> [TASK STATEMENT]: All of the lines below are to be transcribed faithfully, with pictures excluded from the copy.

> [RECORDS FOR THE TASK]:
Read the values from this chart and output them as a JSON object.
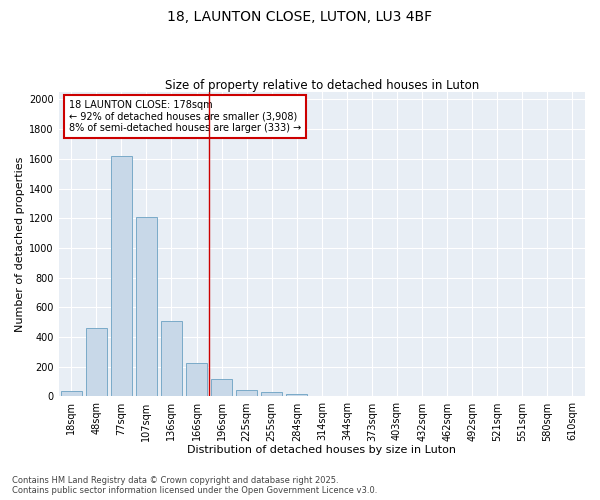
{
  "title": "18, LAUNTON CLOSE, LUTON, LU3 4BF",
  "subtitle": "Size of property relative to detached houses in Luton",
  "xlabel": "Distribution of detached houses by size in Luton",
  "ylabel": "Number of detached properties",
  "categories": [
    "18sqm",
    "48sqm",
    "77sqm",
    "107sqm",
    "136sqm",
    "166sqm",
    "196sqm",
    "225sqm",
    "255sqm",
    "284sqm",
    "314sqm",
    "344sqm",
    "373sqm",
    "403sqm",
    "432sqm",
    "462sqm",
    "492sqm",
    "521sqm",
    "551sqm",
    "580sqm",
    "610sqm"
  ],
  "values": [
    35,
    460,
    1620,
    1210,
    510,
    225,
    120,
    45,
    30,
    20,
    5,
    0,
    0,
    0,
    0,
    0,
    0,
    0,
    0,
    0,
    0
  ],
  "bar_color": "#c8d8e8",
  "bar_edge_color": "#7aaac8",
  "vline_color": "#cc0000",
  "vline_x": 5.5,
  "annotation_title": "18 LAUNTON CLOSE: 178sqm",
  "annotation_line1": "← 92% of detached houses are smaller (3,908)",
  "annotation_line2": "8% of semi-detached houses are larger (333) →",
  "annotation_box_color": "#cc0000",
  "ylim": [
    0,
    2050
  ],
  "yticks": [
    0,
    200,
    400,
    600,
    800,
    1000,
    1200,
    1400,
    1600,
    1800,
    2000
  ],
  "footer_line1": "Contains HM Land Registry data © Crown copyright and database right 2025.",
  "footer_line2": "Contains public sector information licensed under the Open Government Licence v3.0.",
  "bg_color": "#ffffff",
  "plot_bg_color": "#e8eef5",
  "title_fontsize": 10,
  "subtitle_fontsize": 8.5,
  "axis_label_fontsize": 8,
  "tick_fontsize": 7,
  "footer_fontsize": 6,
  "grid_color": "#ffffff",
  "annotation_fontsize": 7
}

> [TASK OUTPUT]:
Read the values from this chart and output them as a JSON object.
{
  "title": "18, LAUNTON CLOSE, LUTON, LU3 4BF",
  "subtitle": "Size of property relative to detached houses in Luton",
  "xlabel": "Distribution of detached houses by size in Luton",
  "ylabel": "Number of detached properties",
  "categories": [
    "18sqm",
    "48sqm",
    "77sqm",
    "107sqm",
    "136sqm",
    "166sqm",
    "196sqm",
    "225sqm",
    "255sqm",
    "284sqm",
    "314sqm",
    "344sqm",
    "373sqm",
    "403sqm",
    "432sqm",
    "462sqm",
    "492sqm",
    "521sqm",
    "551sqm",
    "580sqm",
    "610sqm"
  ],
  "values": [
    35,
    460,
    1620,
    1210,
    510,
    225,
    120,
    45,
    30,
    20,
    5,
    0,
    0,
    0,
    0,
    0,
    0,
    0,
    0,
    0,
    0
  ],
  "bar_color": "#c8d8e8",
  "bar_edge_color": "#7aaac8",
  "vline_color": "#cc0000",
  "vline_x": 5.5,
  "annotation_title": "18 LAUNTON CLOSE: 178sqm",
  "annotation_line1": "← 92% of detached houses are smaller (3,908)",
  "annotation_line2": "8% of semi-detached houses are larger (333) →",
  "annotation_box_color": "#cc0000",
  "ylim": [
    0,
    2050
  ],
  "yticks": [
    0,
    200,
    400,
    600,
    800,
    1000,
    1200,
    1400,
    1600,
    1800,
    2000
  ],
  "footer_line1": "Contains HM Land Registry data © Crown copyright and database right 2025.",
  "footer_line2": "Contains public sector information licensed under the Open Government Licence v3.0.",
  "bg_color": "#ffffff",
  "plot_bg_color": "#e8eef5",
  "title_fontsize": 10,
  "subtitle_fontsize": 8.5,
  "axis_label_fontsize": 8,
  "tick_fontsize": 7,
  "footer_fontsize": 6,
  "grid_color": "#ffffff",
  "annotation_fontsize": 7
}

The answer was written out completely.